-- PROVIDED PASSAGE follows --

There is clearly some truth in this.  If China were able to offer a strong and liquid currency to replace the dollar, US imperialism would be in serious trouble.  But a strong currency cannot be ‘created’ by financial markets; it comes about from the relative strength of the productivity of labour and value creation in an economy. That is where the economic war is centred; with trade, technology and financial being the battle grounds.  Value decides, not credit.

9 thoughts on “Capital Wars

  1. “it comes about from the relative strength of the productivity of labour and value creation in an economy.”

    So what is it that determines the strength of the productivity of labour, and value creation, in an economy?

    1. Investment in machines to drive down the cost of production. See Germany, for example. One also can look at the development of industrial capitalism in countries like Japan and South Korea.

  2. Thank you again Michael. From personal experience in a private-equity-owned medium-sized information/media business, the key performance benchmark wasn’t historic or current profitability but projected future profitability which was used for discounted cash flow and net present value calculations. There was pressure to maximise current profit but the annual five-year profit projections were much more important in valuing the firm which was eventually sold off to another private buyer. For investors, the projected return on investment was heavily influenced not by actual profit but by expected capital gains derived from further NPV calculations based on projected (or what I called “imagined”) profits. This shift away from an emphasis on historic and present profitability to “imagined” profitability is the main way unappealing actual and current profit trends can be avoided and corporate valuations boosted. Two questions: 1) Can this cycle of phantom future project projections continue indefinitely? 2) Isn’t there the possibility of remedial action to prevent/constrain companies (like Wework and Wirecard) from inflating balance sheet figures in this way? Best wishes.

-- PROVIDED PASSAGE concluded --
-- INFORMATION GIVEN follows --

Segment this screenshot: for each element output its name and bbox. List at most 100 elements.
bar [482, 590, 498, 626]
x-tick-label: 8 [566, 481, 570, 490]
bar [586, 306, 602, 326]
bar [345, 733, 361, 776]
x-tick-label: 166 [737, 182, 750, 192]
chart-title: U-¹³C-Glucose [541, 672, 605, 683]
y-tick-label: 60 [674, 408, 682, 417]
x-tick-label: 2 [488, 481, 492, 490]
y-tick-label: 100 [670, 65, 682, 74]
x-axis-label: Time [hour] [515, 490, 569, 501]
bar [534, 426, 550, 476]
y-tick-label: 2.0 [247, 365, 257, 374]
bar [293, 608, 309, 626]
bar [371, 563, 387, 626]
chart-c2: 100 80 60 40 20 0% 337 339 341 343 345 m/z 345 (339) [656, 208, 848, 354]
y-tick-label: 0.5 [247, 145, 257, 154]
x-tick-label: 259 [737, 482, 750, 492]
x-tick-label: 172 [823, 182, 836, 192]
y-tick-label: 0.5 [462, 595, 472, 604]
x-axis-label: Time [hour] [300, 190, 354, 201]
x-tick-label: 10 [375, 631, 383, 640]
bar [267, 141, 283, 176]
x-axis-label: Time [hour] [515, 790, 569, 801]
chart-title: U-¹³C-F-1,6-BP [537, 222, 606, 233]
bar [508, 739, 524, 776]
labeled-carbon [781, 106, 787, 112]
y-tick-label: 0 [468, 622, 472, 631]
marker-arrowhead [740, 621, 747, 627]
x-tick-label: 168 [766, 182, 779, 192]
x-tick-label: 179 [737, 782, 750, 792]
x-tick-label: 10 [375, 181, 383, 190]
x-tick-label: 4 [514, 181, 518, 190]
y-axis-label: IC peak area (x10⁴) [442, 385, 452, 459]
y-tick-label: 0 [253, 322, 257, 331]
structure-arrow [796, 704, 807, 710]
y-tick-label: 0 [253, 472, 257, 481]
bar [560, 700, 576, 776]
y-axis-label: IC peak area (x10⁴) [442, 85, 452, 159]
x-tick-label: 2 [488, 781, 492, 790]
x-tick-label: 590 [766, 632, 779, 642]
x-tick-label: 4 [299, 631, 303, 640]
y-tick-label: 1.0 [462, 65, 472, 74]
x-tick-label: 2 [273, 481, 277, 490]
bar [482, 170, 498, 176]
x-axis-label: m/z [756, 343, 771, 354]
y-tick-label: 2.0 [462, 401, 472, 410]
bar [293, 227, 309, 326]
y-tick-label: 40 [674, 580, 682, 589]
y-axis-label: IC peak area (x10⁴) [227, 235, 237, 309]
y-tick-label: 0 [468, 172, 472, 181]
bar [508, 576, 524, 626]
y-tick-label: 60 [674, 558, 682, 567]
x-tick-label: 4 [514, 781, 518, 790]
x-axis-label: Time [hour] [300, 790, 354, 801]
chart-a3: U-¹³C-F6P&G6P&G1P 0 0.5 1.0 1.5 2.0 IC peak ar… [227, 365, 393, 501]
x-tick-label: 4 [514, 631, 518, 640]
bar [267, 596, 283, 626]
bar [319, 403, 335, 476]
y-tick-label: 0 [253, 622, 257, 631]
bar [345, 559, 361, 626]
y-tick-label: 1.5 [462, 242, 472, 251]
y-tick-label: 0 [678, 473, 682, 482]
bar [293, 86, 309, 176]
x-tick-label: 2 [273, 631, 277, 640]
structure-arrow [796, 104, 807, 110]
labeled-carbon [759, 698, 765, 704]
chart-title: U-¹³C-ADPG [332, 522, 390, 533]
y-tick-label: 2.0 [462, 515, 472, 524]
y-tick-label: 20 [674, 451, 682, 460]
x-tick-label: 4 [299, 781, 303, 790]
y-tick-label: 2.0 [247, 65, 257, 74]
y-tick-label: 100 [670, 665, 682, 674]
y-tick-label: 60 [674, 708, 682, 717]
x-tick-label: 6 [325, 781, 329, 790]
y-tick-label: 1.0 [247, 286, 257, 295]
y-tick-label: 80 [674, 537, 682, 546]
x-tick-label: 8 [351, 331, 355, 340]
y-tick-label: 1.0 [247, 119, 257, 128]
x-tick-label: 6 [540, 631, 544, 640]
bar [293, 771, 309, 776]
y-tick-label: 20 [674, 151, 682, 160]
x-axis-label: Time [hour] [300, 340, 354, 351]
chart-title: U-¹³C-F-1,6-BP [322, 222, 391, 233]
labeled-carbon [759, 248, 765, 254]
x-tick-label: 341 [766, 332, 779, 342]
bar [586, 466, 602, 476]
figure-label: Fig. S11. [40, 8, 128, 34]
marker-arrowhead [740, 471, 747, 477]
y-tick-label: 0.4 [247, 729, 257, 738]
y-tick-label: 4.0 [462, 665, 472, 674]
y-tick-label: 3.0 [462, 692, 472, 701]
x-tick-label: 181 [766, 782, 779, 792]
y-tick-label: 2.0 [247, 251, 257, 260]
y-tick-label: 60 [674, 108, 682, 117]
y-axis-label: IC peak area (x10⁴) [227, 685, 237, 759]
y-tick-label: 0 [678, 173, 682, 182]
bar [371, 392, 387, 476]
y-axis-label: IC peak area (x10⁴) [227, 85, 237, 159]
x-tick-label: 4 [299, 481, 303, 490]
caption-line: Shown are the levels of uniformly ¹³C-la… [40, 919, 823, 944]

-- INFORMATION GIVEN concluded --

PROBLEM TO SOLVE →
Please write out the currency passage above in full, word for word.

EXERCISE OUTPUT →
There is clearly some truth in this.  If China were able to offer a strong and liquid currency to replace the dollar, US imperialism would be in serious trouble.  But a strong currency cannot be ‘created’ by financial markets; it comes about from the relative strength of the productivity of labour and value creation in an economy. That is where the economic war is centred; with trade, technology and financial being the battle grounds.  Value decides, not credit.

9 thoughts on “Capital Wars

  1. “it comes about from the relative strength of the productivity of labour and value creation in an economy.”

    So what is it that determines the strength of the productivity of labour, and value creation, in an economy?

    1. Investment in machines to drive down the cost of production. See Germany, for example. One also can look at the development of industrial capitalism in countries like Japan and South Korea.

  2. Thank you again Michael. From personal experience in a private-equity-owned medium-sized information/media business, the key performance benchmark wasn’t historic or current profitability but projected future profitability which was used for discounted cash flow and net present value calculations. There was pressure to maximise current profit but the annual five-year profit projections were much more important in valuing the firm which was eventually sold off to another private buyer. For investors, the projected return on investment was heavily influenced not by actual profit but by expected capital gains derived from further NPV calculations based on projected (or what I called “imagined”) profits. This shift away from an emphasis on historic and present profitability to “imagined” profitability is the main way unappealing actual and current profit trends can be avoided and corporate valuations boosted. Two questions: 1) Can this cycle of phantom future project projections continue indefinitely? 2) Isn’t there the possibility of remedial action to prevent/constrain companies (like Wework and Wirecard) from inflating balance sheet figures in this way? Best wishes.